[start Supplied material]
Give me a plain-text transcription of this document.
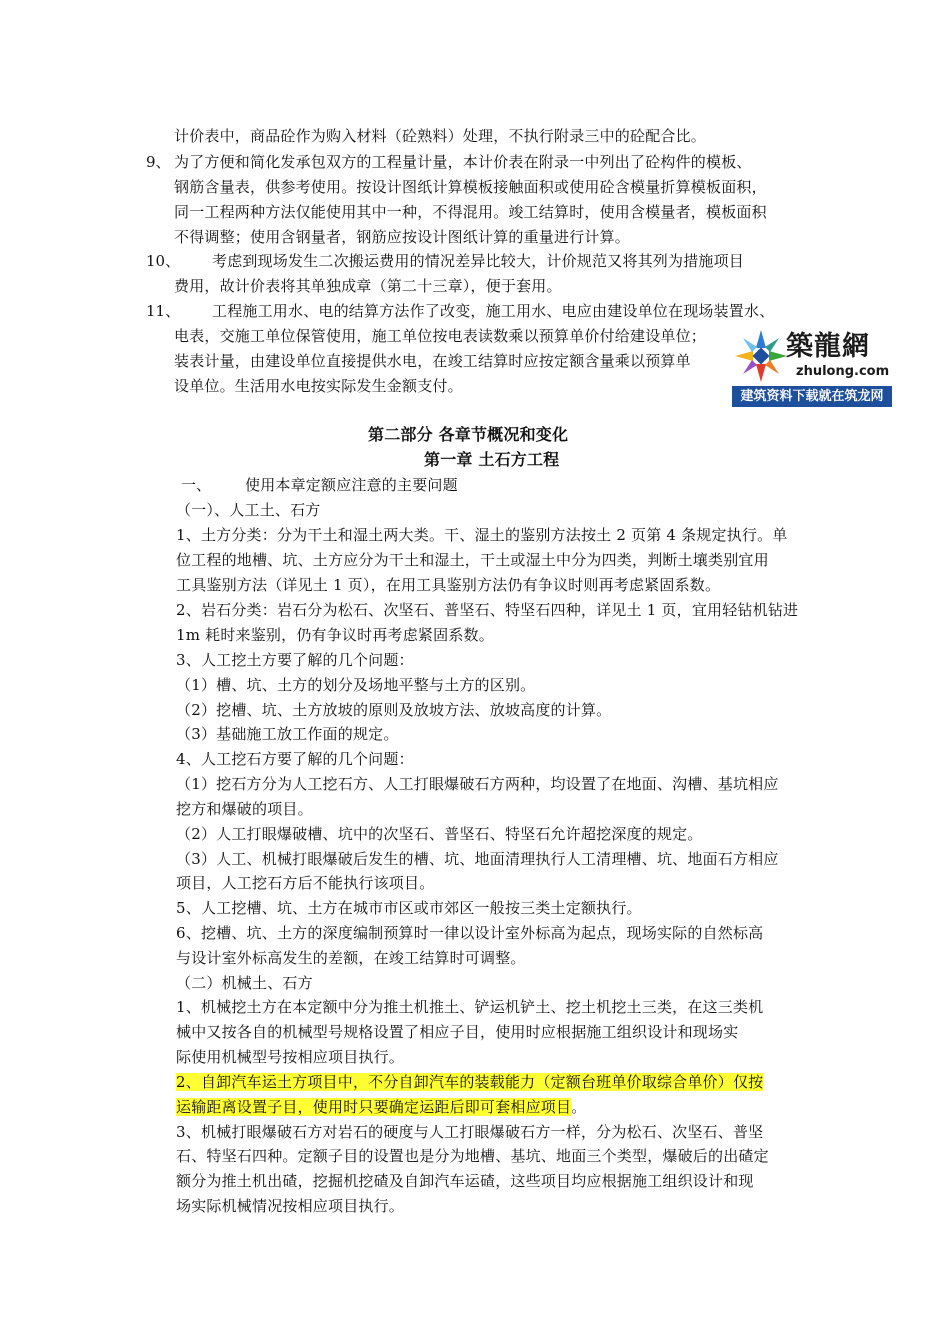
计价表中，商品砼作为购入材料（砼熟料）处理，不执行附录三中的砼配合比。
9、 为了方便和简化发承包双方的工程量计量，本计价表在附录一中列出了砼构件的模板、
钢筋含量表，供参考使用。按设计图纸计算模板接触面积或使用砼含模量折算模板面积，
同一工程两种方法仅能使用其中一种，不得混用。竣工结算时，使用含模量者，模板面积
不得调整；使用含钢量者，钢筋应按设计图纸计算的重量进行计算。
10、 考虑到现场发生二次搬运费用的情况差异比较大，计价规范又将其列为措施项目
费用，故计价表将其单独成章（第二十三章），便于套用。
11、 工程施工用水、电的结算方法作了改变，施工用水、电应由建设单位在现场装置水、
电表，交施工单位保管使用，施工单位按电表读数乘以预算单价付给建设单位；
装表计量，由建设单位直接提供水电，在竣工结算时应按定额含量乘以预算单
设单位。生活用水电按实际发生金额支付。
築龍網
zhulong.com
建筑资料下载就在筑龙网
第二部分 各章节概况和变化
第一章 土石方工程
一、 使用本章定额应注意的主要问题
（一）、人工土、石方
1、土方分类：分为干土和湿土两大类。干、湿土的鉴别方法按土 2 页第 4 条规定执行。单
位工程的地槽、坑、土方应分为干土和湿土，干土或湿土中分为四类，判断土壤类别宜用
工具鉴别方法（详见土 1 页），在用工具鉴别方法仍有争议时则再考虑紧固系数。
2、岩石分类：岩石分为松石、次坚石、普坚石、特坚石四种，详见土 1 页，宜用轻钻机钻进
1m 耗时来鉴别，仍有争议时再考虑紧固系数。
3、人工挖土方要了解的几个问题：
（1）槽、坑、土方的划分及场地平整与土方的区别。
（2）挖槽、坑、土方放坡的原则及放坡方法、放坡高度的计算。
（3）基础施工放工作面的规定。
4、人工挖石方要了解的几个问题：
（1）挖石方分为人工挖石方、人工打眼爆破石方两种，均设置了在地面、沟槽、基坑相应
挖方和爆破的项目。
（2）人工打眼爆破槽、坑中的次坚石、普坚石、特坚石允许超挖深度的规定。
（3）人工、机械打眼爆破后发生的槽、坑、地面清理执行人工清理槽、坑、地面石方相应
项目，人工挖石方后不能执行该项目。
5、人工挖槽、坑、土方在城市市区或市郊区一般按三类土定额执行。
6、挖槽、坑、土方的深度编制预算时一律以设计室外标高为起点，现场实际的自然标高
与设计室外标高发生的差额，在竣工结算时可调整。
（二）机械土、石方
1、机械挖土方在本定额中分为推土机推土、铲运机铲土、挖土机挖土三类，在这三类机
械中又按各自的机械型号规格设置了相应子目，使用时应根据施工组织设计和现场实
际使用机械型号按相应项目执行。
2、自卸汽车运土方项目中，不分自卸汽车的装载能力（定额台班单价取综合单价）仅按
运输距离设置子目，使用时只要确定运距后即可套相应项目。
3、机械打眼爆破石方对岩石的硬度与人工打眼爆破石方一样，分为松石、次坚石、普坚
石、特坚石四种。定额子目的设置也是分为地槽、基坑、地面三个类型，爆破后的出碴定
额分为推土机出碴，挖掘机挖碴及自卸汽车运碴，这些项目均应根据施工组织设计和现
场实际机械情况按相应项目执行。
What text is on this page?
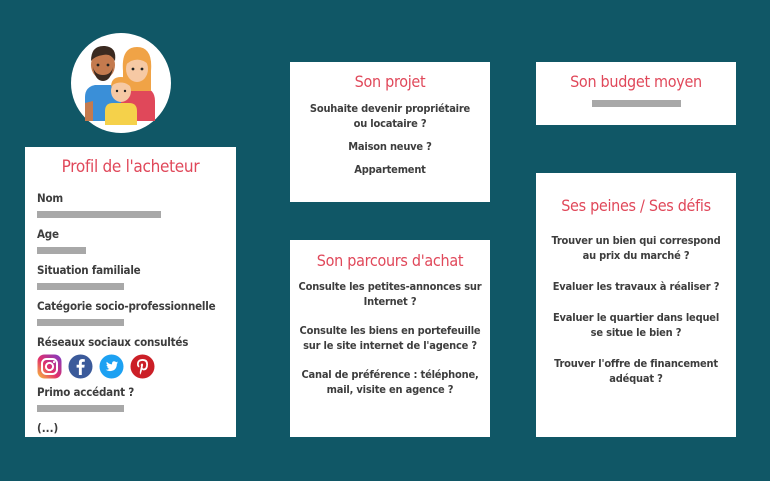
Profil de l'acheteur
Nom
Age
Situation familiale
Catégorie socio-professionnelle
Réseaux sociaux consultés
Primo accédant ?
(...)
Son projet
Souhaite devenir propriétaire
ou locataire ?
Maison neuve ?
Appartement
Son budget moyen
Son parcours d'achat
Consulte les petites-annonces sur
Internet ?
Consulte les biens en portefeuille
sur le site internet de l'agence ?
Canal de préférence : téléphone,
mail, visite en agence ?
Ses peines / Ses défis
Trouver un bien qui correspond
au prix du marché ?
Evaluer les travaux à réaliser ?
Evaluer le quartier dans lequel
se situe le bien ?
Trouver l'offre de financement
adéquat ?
[end Supplied material]
[start Supplied material]
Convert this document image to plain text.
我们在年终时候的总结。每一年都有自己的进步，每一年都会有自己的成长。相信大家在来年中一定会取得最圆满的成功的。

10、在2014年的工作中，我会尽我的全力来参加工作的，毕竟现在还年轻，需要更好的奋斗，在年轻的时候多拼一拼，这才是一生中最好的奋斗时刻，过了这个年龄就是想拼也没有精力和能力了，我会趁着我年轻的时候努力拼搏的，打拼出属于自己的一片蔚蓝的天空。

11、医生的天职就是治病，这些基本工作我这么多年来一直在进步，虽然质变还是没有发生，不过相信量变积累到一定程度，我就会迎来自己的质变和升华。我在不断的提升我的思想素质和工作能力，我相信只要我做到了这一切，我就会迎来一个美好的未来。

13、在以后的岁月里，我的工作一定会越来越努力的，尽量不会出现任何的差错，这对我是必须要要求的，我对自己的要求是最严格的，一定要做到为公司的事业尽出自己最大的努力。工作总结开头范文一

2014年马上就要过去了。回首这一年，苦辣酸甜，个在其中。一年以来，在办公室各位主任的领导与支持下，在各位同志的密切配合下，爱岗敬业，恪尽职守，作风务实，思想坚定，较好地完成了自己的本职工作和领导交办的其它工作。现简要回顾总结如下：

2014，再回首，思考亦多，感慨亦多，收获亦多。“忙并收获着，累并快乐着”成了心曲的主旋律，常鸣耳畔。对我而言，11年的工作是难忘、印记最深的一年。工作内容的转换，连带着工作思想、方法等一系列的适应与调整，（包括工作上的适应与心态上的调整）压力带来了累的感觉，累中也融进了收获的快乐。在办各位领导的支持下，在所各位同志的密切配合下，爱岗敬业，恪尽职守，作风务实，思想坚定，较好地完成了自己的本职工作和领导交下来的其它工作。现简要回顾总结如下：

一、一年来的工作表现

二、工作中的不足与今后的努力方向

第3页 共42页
[end Supplied material]
Stated problem » Report every line containing the word "this" from the listing above.

Written answer »
Give me a plain-text transcription of this document.
What text is on this page?
Convert this document image to plain text.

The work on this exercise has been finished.